## Data section

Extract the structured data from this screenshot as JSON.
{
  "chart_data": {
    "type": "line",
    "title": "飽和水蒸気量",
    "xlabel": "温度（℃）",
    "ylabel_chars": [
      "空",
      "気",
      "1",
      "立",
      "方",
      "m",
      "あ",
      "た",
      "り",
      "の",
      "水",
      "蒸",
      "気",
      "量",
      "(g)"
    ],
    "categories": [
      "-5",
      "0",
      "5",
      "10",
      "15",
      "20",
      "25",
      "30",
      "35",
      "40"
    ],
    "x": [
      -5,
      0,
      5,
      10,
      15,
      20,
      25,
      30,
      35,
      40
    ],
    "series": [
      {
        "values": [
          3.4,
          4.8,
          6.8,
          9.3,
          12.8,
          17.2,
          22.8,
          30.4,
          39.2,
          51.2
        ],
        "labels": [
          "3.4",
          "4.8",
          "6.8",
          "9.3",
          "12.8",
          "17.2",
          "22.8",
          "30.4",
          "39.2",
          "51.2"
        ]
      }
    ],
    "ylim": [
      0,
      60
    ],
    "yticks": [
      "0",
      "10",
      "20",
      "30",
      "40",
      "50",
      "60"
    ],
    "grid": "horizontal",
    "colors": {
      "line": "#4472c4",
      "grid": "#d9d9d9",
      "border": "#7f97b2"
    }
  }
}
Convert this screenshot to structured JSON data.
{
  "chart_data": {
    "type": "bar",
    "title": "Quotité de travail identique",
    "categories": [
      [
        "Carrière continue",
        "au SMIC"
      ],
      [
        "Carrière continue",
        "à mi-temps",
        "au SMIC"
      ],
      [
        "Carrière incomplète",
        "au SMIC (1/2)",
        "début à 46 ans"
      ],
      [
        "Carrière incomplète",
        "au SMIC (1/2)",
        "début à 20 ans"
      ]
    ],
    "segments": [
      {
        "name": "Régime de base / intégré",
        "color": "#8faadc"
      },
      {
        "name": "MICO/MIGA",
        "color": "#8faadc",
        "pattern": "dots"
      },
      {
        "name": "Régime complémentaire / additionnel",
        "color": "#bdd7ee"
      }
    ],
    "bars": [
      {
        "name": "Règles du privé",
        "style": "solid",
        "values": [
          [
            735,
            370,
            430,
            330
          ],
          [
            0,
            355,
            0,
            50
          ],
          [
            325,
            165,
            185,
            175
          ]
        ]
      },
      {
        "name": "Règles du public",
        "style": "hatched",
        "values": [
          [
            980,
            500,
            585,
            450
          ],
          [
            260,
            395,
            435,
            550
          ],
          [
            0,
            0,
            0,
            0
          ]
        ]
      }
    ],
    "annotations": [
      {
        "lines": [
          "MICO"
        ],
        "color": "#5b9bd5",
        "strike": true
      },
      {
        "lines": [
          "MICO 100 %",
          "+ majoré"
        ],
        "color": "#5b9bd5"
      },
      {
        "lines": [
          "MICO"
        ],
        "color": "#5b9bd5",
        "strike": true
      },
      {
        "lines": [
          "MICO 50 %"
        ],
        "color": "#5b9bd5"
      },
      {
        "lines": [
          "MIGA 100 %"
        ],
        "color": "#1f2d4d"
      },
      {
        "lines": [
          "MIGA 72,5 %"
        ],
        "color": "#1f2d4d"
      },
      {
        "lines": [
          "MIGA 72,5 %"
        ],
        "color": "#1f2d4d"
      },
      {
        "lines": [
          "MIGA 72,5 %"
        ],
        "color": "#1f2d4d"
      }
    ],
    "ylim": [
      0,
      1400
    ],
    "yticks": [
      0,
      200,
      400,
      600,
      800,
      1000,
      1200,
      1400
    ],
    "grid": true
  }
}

## What you will do
Of the lines above, how many include the word "grid"? Reply with the number alone.

## Task output
3